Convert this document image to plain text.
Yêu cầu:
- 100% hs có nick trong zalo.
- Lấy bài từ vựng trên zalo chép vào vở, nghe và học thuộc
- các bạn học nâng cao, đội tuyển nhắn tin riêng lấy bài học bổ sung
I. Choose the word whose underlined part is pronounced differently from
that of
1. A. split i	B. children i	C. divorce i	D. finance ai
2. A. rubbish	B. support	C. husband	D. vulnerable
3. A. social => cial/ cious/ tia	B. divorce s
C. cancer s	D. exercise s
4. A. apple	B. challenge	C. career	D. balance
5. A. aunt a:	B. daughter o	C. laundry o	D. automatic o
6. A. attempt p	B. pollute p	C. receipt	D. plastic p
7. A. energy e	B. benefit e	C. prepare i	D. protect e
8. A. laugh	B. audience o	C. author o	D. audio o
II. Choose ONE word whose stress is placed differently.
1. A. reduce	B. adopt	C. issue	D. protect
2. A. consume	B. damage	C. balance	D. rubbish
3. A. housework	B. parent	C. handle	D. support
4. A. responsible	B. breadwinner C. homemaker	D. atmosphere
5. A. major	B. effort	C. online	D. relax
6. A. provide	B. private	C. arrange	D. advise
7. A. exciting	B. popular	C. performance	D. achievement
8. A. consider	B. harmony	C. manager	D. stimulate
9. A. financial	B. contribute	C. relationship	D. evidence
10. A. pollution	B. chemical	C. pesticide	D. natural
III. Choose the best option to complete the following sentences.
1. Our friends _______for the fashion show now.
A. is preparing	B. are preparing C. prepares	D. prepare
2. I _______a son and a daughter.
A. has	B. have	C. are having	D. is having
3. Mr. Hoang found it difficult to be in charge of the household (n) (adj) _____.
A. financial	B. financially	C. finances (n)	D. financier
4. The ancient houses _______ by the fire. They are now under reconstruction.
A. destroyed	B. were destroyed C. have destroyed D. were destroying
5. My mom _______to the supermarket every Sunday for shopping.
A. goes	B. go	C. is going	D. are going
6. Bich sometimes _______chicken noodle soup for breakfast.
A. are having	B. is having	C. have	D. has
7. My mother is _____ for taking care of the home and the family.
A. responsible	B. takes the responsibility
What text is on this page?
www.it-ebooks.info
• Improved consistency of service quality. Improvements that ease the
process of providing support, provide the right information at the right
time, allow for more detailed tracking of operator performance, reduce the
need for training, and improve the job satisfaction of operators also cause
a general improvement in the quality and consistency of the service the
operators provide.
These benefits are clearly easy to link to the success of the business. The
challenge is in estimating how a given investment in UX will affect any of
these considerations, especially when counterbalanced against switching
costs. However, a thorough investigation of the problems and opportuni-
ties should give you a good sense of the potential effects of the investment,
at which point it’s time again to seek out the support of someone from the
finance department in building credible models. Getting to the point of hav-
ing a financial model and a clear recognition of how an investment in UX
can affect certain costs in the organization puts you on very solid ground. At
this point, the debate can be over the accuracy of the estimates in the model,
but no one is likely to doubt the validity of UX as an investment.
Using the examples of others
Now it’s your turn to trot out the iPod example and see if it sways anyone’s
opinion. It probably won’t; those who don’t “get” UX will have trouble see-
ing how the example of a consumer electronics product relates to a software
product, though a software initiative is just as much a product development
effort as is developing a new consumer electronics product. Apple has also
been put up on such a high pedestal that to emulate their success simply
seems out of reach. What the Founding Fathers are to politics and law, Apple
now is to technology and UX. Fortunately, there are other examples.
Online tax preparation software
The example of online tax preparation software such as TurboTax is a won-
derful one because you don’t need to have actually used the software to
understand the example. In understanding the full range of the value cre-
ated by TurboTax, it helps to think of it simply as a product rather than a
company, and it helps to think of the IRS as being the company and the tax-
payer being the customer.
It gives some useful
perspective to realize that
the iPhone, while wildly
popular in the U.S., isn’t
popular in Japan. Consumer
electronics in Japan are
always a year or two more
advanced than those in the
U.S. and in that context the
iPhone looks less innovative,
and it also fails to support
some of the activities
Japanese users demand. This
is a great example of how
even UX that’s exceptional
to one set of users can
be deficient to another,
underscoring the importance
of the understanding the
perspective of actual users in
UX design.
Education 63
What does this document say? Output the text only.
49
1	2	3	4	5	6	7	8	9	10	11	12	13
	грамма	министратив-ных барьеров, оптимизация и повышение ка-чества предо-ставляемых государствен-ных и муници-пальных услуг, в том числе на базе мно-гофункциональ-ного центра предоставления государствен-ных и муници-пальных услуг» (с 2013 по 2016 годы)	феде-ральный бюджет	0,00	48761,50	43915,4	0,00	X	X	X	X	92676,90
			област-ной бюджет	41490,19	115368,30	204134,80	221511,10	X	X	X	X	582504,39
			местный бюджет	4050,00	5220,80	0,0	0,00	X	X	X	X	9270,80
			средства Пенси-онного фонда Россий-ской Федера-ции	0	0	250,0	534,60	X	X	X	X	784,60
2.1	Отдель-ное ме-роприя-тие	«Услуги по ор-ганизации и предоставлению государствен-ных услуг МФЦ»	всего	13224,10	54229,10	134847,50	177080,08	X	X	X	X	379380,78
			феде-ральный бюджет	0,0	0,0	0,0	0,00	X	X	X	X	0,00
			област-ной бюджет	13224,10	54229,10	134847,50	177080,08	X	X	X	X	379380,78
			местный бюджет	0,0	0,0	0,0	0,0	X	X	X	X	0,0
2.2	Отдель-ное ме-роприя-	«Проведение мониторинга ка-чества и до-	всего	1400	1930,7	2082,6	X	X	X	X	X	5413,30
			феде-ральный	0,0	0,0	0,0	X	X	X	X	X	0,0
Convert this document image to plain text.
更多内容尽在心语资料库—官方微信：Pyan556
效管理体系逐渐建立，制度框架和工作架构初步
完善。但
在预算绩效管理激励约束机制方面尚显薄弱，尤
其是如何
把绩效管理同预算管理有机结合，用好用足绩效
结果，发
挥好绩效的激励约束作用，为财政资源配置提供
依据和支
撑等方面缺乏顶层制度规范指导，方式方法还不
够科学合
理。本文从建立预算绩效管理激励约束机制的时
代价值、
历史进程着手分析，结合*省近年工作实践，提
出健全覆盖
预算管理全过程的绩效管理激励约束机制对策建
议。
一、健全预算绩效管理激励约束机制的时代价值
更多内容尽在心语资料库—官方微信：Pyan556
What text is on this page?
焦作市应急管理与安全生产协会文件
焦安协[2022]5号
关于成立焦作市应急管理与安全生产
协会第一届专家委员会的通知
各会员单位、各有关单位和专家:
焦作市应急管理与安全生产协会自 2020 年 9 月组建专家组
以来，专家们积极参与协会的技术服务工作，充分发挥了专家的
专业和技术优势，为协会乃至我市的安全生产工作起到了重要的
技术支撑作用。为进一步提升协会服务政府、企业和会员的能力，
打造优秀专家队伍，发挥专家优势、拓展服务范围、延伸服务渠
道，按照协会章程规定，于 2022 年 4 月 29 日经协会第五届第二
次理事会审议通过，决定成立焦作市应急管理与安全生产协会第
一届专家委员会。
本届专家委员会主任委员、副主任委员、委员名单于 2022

Directions for this task: Copy each line of the listing that contains the string "need".

Written solution:
need for training, and improve the job satisfaction of operators also cause
derful one because you don’t need to have actually used the software to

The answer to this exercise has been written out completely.